# PROBLEMA 1:
Traduza para o inglês esta frase do trecho sobre propaganda eleitoral: "Se assim o fosse, não teria que haver transmissão radiofônica e televisiva em momento algum."
# PROBLEMA 2:
Responda com base no trecho apresentado:
(a) Quantos dias de divulgação são mencionados para as propagandas de políticos?
(b) Segundo o texto, quem detém alguma vantagem no sentido da publicidade?
(c) Quais atividades devem continuar em toda sua concretude e efetividade?

Será mesmo importante não permitir que os cidadãos apostos como de costume de suas casas e de seus trabalhos não ouçam seus procuradores e representantes se manifestarem por conta de lei temporal e eleitoral, sob o argumento pouco sustentável de que desequilibraria o pleito em razão dos marinheiros de primeira viagem. Pois os candidatos exercentes de mandatos dos quais todos, unanimemente, pretendem renovação faria política eleitoral e os outros primitivos não.¿

Primeiro há que se considerarem alguns prismas e ângulos dos quais todos devam nos levar a liberdade de expressão, do exercício da imunidade parlamentar no que tange ao direito de falar e ser ouvido, assim como, não se podendo mitigar e proibir o exercício do mandato em sua integralidade. Pois a administração, os trabalhos legislativos e fiscalizatórios devem continuar em toda sua concretude e efetividade.

Equivoca-se quem pensa que as propagandas de políticos, inevitavelmente, por uma razão ou por outra desgastada, promoverão a salvação de seus nomes durante 90 dias de divulgação daquilo que pouco empreenderam em mais de 1.000 mil dias passados. Portanto, não deve na simplória interpretação desta opinião as coisas tentaram funcionar somente agora. Se assim o fosse, não teria que haver transmissão radiofônica e televisiva em momento algum. Inclusive, é de excelente alvitre que se observe que não há como disfarçar e obscurecer que, no sentido da publicidade, quem já está no cargo e não necessitou desincompatibilizar detém de alguma vantagem. Culpa do próprio legislador originário que editou lei neste sentido.

# INFORMAÇÕES FORNECIDAS:
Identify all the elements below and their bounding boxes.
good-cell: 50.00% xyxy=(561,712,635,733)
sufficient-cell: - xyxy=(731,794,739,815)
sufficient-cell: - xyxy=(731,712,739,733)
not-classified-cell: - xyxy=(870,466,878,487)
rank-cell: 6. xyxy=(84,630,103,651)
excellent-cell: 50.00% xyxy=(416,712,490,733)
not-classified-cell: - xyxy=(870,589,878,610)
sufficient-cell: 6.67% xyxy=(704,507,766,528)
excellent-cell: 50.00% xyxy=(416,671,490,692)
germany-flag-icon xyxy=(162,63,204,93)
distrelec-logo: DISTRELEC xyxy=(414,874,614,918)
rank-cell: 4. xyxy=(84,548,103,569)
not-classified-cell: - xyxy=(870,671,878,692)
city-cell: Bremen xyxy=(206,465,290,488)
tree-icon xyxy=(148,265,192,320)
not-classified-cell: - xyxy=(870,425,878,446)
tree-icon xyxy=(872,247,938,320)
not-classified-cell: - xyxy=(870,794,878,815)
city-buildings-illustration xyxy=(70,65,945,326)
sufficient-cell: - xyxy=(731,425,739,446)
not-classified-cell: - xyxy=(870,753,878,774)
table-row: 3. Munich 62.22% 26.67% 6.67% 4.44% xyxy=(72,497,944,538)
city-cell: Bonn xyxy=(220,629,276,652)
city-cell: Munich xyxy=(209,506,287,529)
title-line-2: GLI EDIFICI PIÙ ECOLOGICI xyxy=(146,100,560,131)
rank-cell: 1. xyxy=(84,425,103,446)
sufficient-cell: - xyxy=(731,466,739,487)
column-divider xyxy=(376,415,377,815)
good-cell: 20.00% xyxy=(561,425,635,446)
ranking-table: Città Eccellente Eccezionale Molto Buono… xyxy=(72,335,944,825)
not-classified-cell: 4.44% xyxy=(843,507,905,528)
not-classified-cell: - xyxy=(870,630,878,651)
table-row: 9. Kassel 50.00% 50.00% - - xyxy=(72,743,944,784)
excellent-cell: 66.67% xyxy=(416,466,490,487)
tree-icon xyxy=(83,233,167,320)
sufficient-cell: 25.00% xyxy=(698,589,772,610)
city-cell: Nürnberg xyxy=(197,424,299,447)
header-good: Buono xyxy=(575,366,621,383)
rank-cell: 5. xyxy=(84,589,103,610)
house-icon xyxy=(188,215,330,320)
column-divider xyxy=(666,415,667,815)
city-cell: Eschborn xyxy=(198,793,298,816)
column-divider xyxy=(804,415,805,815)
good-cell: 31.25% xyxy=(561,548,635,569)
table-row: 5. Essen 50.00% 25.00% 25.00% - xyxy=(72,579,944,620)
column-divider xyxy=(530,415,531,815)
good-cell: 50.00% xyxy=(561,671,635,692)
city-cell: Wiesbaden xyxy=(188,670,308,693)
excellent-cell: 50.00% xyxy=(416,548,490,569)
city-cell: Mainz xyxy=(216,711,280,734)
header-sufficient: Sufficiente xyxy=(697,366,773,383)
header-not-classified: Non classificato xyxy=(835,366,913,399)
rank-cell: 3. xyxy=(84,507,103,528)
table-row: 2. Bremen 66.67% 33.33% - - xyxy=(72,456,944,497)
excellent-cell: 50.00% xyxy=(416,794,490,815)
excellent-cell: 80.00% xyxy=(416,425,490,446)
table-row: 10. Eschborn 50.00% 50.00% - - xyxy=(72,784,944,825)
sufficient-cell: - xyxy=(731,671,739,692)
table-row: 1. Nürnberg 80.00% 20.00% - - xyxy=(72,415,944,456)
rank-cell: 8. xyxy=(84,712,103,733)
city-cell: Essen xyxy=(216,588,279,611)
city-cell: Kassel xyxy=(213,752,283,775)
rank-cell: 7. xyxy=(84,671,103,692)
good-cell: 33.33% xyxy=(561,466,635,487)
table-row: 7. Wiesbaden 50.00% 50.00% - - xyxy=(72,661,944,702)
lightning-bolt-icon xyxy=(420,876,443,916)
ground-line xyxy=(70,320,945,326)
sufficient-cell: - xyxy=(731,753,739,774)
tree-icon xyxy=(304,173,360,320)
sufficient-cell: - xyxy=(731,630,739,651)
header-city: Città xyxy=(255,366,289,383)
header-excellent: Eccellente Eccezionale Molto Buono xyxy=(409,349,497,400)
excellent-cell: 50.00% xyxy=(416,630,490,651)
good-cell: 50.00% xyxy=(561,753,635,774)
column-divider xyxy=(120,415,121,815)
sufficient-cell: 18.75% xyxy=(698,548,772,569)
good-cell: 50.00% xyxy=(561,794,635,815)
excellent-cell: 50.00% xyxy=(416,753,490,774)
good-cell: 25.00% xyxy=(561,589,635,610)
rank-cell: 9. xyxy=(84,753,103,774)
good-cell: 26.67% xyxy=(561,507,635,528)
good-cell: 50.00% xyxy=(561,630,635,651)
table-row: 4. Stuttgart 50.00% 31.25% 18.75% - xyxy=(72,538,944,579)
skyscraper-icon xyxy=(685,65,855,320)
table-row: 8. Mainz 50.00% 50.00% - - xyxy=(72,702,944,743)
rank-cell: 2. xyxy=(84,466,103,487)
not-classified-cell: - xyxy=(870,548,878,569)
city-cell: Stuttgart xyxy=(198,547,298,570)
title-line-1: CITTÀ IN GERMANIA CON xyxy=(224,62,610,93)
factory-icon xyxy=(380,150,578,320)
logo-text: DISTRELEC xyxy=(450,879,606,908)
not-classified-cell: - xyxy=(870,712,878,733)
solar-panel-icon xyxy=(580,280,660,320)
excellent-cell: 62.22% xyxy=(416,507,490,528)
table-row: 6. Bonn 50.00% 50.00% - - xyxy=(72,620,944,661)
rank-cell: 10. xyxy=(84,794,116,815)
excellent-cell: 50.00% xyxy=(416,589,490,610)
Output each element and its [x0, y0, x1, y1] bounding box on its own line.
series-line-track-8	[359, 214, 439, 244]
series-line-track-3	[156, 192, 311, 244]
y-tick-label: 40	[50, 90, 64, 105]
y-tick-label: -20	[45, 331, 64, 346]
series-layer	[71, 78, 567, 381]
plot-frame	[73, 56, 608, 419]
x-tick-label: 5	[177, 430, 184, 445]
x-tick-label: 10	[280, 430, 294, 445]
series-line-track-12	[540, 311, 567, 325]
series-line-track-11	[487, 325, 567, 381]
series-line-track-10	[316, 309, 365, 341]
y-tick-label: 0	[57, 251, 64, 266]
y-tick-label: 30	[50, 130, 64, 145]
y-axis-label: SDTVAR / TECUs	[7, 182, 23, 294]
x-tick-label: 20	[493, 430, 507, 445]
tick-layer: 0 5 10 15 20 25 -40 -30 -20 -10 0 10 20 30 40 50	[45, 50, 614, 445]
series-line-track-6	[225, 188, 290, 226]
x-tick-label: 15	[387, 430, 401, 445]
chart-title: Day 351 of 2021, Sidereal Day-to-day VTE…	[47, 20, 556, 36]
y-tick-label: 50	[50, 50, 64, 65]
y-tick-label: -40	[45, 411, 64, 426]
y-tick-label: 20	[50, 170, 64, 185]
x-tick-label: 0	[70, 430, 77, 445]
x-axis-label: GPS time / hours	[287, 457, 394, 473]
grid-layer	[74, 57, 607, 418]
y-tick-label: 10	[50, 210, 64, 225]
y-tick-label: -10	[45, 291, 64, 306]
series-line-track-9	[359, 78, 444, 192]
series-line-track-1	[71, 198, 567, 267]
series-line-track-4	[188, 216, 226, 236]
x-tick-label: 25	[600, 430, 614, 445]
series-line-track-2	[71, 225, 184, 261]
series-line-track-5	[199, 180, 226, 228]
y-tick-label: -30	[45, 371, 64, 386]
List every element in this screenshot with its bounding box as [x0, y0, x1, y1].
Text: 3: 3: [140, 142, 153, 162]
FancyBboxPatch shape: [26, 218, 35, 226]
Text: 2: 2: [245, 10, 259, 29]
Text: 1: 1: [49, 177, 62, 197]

# RESPOSTA ESCRITA 1:
If that were so, there would be no need for radio and television broadcasting at any time.

# RESPOSTA ESCRITA 2:
(a) 90 dias.
(b) Quem já está no cargo e não necessitou desincompatibilizar.
(c) A administração e os trabalhos legislativos e fiscalizatórios.